◆ **Set task**
Go through the listing below and list every line with "document".

(Data listing)
+++

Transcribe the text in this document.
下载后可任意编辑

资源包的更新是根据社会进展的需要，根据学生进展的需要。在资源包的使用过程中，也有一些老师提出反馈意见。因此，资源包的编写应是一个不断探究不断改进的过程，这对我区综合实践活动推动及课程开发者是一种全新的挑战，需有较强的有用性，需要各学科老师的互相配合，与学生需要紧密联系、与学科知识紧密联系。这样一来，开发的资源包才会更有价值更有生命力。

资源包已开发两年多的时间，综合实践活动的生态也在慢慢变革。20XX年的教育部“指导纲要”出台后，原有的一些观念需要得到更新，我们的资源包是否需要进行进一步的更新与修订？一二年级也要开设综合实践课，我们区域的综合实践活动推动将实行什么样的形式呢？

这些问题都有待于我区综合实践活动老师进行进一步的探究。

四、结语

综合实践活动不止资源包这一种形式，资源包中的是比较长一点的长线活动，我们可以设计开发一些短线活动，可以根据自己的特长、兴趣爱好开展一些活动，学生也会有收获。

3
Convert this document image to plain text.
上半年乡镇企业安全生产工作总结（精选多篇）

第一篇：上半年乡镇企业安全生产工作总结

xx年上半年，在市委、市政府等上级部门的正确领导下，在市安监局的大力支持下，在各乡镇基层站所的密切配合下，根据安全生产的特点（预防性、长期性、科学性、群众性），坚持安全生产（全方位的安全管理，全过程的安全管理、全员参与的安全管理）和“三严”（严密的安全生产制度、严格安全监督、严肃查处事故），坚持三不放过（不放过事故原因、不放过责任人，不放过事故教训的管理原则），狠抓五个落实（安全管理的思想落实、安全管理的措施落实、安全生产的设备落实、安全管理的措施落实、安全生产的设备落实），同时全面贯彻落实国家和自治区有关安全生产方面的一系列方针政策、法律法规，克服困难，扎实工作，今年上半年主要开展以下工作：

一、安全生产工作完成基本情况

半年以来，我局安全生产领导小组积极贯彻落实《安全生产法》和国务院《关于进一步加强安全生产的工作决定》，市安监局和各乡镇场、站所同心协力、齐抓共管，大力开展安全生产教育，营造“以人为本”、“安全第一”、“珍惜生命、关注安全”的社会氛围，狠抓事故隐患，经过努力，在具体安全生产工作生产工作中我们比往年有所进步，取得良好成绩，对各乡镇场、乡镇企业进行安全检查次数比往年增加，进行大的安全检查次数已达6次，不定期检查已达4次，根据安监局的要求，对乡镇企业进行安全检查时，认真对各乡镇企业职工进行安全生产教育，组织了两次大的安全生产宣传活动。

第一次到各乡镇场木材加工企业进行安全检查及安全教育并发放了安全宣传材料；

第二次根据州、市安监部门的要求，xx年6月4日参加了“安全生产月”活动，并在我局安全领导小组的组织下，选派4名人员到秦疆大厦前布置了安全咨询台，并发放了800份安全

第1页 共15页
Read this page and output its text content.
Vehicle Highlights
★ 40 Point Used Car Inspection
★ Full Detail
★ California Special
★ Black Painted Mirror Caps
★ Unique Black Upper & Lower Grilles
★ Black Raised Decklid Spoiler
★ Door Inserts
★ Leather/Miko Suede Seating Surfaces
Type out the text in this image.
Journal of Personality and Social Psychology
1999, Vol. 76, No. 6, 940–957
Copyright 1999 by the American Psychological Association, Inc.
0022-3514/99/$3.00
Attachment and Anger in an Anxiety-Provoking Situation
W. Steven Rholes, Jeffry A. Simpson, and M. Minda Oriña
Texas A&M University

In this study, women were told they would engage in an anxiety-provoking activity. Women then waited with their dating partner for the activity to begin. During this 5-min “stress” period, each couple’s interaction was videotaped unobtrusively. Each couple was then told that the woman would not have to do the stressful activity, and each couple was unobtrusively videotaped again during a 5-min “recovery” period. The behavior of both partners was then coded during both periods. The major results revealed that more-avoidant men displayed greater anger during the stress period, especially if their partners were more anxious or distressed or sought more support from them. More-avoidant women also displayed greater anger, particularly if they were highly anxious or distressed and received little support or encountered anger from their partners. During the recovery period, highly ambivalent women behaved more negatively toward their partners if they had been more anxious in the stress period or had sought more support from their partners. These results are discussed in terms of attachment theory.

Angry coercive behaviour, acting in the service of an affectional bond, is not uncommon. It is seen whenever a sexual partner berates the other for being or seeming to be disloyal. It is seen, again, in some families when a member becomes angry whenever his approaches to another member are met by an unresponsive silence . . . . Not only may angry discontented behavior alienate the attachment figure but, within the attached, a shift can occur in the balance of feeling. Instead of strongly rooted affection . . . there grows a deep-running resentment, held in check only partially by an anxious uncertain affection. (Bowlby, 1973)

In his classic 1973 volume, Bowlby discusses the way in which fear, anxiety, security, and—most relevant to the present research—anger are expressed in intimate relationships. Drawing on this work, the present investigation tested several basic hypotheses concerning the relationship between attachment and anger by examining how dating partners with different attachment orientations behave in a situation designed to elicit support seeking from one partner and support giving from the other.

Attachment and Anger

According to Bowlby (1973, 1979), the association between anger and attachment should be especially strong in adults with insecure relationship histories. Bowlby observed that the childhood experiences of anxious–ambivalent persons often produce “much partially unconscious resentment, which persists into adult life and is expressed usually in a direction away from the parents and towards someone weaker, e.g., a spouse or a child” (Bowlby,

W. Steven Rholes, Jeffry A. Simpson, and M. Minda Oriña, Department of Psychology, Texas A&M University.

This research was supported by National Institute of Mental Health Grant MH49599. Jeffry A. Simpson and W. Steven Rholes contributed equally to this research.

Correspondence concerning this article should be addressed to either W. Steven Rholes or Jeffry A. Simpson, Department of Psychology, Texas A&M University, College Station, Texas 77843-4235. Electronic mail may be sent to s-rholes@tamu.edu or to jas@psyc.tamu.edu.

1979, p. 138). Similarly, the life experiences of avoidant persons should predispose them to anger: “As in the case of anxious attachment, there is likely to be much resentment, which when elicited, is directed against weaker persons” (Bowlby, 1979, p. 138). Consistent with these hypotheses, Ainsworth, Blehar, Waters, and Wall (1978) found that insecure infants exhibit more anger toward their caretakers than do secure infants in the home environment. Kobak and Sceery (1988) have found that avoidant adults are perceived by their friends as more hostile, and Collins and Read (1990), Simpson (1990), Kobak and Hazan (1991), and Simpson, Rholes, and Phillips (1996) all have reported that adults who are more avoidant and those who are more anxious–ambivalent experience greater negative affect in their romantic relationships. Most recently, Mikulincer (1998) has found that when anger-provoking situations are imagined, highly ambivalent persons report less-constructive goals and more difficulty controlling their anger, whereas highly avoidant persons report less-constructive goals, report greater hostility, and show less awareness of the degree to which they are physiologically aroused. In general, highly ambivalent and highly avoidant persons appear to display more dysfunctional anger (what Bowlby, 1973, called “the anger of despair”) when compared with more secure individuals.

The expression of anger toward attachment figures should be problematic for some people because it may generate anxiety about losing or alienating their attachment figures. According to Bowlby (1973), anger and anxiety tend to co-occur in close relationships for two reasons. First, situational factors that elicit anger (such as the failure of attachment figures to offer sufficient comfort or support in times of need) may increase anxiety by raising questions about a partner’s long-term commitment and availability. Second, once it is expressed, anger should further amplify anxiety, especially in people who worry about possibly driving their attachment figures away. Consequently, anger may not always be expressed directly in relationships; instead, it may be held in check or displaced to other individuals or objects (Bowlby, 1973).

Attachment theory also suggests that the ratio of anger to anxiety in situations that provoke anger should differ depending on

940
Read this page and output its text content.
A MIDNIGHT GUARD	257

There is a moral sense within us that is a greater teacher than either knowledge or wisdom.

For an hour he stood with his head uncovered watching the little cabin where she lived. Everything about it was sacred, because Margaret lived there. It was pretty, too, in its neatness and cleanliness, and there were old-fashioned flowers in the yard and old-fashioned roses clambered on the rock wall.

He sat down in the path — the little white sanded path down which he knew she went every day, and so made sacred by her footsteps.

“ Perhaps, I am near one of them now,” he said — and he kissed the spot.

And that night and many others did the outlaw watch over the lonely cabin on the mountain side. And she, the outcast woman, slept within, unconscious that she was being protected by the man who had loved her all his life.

+++

◆ **Exercise solution**
Transcribe the text in this document.
Convert this document image to plain text.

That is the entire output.